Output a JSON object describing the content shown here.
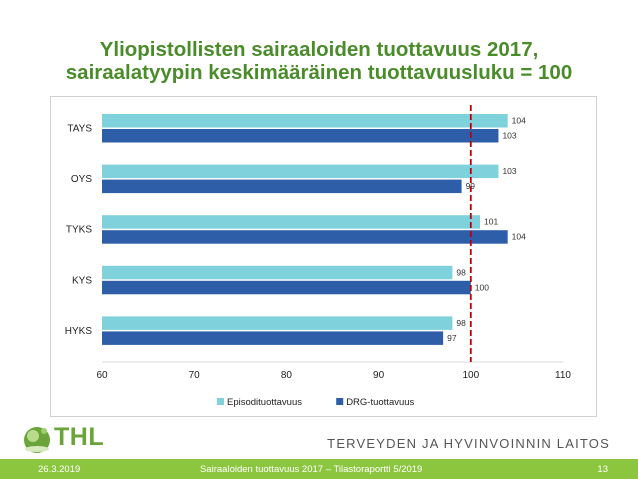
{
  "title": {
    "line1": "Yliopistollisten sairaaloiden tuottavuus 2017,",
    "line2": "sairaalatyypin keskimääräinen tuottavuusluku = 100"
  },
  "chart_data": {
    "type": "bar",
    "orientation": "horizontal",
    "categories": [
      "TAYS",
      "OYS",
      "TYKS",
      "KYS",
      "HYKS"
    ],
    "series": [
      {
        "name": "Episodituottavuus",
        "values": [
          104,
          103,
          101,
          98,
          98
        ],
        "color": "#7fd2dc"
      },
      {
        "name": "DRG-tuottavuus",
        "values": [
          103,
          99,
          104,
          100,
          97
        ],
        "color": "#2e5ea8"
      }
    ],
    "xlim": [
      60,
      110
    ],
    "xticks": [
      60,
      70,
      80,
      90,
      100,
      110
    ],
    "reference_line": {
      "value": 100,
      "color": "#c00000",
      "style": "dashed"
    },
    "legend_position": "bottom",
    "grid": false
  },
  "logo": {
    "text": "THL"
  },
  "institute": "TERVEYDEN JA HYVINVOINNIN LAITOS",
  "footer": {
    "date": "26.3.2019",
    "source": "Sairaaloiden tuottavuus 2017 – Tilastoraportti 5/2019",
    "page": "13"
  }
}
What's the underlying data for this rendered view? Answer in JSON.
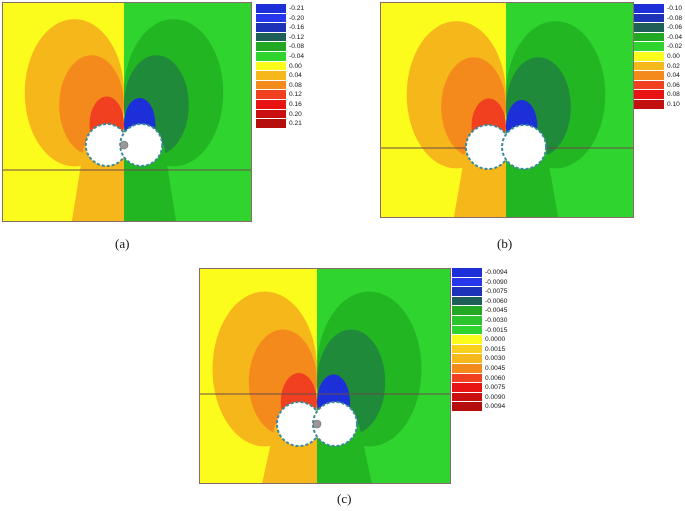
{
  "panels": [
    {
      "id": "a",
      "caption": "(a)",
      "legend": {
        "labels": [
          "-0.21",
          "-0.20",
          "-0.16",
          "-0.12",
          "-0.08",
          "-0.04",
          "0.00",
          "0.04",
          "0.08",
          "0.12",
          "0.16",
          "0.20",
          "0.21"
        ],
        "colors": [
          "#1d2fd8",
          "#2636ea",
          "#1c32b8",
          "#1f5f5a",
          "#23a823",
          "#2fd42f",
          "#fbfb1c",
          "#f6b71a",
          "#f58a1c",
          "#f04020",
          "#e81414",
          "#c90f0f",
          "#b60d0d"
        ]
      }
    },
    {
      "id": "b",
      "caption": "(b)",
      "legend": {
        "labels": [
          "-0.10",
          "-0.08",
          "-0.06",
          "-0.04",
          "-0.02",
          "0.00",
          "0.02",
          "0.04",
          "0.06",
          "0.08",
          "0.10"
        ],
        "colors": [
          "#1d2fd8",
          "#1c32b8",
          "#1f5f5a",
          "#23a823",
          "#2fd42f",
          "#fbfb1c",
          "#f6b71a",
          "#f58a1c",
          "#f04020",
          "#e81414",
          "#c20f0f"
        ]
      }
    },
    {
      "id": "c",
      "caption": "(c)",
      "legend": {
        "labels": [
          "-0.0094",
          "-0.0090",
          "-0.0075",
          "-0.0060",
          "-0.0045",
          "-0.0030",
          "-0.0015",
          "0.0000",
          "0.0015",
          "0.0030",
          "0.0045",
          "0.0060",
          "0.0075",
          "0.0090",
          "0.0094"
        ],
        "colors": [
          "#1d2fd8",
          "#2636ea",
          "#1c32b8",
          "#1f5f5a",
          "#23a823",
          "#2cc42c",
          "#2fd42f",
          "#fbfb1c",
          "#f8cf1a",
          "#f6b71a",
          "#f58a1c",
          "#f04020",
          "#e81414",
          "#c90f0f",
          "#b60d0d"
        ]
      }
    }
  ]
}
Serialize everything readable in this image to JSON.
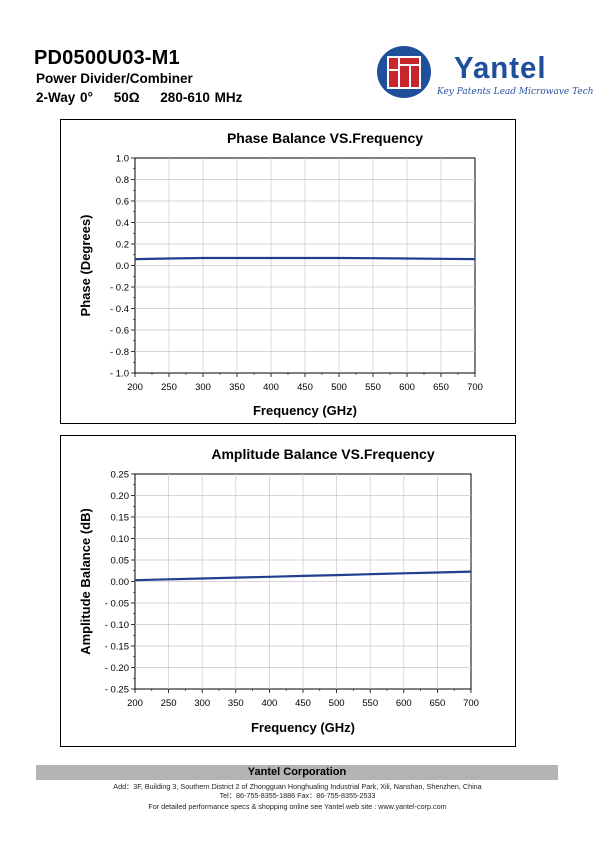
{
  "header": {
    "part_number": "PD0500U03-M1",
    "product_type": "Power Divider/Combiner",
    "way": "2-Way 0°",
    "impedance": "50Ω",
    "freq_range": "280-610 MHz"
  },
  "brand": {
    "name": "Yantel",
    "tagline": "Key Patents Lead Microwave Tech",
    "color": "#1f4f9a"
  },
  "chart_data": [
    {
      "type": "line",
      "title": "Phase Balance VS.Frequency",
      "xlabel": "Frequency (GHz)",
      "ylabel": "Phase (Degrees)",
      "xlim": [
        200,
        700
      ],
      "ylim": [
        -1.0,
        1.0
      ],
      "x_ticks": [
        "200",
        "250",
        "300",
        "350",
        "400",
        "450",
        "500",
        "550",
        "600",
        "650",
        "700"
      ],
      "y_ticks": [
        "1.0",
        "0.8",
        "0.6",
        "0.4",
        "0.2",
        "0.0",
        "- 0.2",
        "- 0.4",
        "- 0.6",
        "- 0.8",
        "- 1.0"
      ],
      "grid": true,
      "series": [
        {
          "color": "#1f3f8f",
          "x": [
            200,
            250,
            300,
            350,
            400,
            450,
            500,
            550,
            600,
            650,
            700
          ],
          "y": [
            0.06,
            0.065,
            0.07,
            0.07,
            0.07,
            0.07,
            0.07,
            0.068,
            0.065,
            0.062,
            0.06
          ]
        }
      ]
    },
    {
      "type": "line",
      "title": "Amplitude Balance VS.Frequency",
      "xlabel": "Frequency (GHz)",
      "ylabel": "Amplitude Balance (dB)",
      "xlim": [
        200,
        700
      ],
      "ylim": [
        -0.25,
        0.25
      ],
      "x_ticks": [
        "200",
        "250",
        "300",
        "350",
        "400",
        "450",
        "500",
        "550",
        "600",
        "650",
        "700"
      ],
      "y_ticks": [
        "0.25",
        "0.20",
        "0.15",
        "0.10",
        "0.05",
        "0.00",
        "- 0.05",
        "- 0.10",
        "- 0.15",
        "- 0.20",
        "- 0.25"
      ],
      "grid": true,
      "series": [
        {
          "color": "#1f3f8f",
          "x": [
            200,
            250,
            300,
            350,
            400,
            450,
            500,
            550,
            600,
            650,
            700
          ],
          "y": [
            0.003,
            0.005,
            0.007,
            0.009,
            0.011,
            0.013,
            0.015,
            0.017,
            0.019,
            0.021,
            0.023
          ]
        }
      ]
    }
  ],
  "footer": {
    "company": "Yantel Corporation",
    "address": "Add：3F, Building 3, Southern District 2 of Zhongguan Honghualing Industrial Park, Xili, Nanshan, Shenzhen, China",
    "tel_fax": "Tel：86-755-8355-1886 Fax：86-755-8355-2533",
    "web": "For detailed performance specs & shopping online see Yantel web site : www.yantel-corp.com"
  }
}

====

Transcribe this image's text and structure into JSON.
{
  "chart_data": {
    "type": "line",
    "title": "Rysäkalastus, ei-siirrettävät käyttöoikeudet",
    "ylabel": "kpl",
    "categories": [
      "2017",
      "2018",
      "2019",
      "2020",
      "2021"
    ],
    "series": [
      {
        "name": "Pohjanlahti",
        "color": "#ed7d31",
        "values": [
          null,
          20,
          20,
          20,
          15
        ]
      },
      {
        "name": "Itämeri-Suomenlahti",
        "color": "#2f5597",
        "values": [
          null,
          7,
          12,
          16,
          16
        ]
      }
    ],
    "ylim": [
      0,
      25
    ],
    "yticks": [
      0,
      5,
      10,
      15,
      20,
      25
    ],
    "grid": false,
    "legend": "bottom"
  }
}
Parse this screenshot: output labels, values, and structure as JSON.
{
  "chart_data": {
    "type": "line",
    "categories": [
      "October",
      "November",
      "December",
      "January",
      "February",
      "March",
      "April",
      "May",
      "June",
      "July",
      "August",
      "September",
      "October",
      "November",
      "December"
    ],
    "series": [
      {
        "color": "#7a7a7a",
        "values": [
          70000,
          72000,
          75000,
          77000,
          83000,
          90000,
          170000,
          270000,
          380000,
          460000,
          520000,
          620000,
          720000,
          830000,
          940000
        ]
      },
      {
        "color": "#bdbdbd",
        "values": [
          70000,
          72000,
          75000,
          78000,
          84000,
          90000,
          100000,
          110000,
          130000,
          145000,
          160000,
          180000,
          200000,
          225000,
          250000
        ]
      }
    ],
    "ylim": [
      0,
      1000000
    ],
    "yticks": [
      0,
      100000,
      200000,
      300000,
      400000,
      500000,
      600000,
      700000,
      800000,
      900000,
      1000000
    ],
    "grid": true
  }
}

====

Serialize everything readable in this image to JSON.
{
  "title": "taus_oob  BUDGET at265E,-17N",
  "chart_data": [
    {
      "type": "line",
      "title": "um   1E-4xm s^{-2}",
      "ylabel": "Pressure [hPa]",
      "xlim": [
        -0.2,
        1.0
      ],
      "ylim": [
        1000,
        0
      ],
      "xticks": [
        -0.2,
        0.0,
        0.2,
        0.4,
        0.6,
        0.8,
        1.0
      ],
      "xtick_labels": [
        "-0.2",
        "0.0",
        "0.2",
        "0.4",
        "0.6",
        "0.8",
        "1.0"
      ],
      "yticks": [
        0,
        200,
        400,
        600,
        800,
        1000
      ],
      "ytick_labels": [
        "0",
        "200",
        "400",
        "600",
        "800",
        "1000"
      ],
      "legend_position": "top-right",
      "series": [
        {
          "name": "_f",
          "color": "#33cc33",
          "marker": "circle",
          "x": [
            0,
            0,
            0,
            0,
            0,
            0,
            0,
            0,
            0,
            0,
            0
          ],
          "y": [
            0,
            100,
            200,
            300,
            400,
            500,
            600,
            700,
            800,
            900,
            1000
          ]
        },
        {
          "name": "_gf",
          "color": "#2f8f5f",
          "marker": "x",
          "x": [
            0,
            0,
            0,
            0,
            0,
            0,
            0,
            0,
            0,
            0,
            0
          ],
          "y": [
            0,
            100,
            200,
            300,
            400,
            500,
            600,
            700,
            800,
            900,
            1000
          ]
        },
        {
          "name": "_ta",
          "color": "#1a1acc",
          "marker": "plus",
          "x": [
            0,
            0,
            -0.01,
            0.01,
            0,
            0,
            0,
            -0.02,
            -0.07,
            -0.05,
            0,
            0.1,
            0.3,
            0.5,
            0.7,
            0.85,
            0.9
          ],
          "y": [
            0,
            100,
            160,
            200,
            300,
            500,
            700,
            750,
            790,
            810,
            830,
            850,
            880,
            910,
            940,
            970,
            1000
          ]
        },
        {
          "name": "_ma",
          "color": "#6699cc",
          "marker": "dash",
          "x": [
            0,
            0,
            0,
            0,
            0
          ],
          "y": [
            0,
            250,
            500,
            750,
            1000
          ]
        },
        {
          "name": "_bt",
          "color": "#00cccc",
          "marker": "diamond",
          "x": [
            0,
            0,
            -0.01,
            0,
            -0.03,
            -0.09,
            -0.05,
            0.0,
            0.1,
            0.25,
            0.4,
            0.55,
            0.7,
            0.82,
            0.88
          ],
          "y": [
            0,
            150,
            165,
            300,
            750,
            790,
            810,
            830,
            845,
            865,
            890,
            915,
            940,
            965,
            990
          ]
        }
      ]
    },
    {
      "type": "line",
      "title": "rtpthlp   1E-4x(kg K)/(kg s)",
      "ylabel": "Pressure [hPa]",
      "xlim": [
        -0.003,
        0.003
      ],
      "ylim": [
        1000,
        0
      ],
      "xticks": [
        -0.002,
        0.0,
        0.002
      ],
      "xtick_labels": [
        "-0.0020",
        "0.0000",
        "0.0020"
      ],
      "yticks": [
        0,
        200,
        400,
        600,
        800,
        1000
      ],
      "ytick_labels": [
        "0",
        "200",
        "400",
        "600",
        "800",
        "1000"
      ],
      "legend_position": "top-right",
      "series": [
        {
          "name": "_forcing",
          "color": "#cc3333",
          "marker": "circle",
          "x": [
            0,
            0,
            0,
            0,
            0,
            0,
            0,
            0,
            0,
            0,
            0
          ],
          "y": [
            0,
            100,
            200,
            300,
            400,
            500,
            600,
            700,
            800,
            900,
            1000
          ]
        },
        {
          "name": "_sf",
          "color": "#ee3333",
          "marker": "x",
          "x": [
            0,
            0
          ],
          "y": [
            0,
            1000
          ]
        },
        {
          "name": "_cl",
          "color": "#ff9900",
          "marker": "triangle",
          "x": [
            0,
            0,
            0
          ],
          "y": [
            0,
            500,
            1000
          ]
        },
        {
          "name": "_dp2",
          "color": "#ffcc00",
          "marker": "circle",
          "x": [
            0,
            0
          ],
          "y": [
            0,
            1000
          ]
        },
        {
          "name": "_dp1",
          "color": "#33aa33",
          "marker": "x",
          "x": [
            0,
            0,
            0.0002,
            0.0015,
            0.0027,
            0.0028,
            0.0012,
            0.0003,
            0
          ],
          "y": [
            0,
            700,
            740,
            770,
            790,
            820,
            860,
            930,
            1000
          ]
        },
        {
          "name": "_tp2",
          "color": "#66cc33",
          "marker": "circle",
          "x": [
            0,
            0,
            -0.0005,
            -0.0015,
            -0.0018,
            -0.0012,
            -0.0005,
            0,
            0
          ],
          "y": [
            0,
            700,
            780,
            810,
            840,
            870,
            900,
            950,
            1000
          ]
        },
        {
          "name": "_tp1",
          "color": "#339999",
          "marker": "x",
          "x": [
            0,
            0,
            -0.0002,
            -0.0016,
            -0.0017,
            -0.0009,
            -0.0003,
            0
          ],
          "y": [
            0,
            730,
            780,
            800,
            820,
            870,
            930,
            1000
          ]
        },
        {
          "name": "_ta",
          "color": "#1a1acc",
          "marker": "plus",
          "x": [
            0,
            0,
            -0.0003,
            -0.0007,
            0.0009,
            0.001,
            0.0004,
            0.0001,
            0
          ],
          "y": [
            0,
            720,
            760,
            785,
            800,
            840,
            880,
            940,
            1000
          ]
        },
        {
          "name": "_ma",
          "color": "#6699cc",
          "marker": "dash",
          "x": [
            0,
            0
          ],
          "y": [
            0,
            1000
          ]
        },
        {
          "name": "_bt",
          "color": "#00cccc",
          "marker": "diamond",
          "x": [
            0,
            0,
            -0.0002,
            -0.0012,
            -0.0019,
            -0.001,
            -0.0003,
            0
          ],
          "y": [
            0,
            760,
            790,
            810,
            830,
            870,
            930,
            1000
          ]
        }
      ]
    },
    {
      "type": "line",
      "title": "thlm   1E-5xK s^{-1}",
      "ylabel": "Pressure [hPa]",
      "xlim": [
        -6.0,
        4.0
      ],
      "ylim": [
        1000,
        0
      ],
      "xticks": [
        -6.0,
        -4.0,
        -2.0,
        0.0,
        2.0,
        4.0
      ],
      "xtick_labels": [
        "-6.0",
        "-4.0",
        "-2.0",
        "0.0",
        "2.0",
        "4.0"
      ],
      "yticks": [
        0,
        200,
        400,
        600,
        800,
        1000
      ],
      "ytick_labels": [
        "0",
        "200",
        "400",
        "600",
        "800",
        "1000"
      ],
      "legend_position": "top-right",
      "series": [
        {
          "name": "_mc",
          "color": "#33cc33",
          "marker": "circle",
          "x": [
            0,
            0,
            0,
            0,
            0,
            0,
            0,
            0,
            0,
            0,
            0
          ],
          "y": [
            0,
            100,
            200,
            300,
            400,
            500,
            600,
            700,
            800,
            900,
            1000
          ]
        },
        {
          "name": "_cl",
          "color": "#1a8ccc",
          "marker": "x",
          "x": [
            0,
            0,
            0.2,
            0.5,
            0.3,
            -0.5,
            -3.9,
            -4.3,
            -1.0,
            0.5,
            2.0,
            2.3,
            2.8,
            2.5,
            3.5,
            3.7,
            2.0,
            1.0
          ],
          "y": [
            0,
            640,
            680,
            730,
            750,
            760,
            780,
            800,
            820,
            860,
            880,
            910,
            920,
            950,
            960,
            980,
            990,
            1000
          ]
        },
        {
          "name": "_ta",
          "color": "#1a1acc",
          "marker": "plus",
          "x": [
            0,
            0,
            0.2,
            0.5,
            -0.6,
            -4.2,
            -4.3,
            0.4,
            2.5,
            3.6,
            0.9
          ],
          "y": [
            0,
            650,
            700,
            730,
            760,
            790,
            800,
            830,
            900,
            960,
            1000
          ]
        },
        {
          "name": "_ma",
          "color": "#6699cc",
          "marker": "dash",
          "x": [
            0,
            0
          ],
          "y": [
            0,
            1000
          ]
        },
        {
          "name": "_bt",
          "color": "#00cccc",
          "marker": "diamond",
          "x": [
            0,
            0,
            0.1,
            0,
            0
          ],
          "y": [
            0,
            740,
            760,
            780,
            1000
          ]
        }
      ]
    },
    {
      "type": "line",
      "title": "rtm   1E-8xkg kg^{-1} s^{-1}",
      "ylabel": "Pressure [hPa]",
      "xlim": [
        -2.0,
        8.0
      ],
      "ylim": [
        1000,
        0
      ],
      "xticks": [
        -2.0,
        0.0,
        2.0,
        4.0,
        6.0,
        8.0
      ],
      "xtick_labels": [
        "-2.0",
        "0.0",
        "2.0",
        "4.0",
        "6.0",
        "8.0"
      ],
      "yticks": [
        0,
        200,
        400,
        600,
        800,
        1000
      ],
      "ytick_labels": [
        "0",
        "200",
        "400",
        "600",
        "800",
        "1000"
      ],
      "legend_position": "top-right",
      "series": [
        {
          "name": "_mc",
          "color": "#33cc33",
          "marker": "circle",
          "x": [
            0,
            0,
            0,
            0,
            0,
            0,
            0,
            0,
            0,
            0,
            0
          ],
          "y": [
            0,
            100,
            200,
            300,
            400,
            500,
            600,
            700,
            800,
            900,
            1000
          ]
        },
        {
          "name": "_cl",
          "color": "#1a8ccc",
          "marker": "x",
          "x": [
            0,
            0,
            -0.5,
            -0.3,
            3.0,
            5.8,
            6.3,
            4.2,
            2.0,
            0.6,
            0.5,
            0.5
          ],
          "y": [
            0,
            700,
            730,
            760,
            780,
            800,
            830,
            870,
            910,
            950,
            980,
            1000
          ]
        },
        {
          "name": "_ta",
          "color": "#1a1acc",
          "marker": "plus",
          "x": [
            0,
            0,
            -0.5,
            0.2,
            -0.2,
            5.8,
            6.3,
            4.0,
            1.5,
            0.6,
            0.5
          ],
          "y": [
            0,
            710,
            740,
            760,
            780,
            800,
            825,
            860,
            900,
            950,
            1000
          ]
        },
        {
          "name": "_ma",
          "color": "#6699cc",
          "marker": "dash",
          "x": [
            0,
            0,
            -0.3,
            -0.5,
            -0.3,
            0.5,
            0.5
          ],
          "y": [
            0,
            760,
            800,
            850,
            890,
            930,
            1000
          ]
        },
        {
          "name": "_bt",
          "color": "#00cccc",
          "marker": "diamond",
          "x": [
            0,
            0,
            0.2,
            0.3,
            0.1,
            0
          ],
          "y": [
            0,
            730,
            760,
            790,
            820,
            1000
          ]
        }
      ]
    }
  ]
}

====

Exercise objective: Take every line containing the word "Balance" and copy it.

Exercise output:
      "title": "Phase Balance VS.Frequency",
      "title": "Amplitude Balance VS.Frequency",
      "ylabel": "Amplitude Balance (dB)",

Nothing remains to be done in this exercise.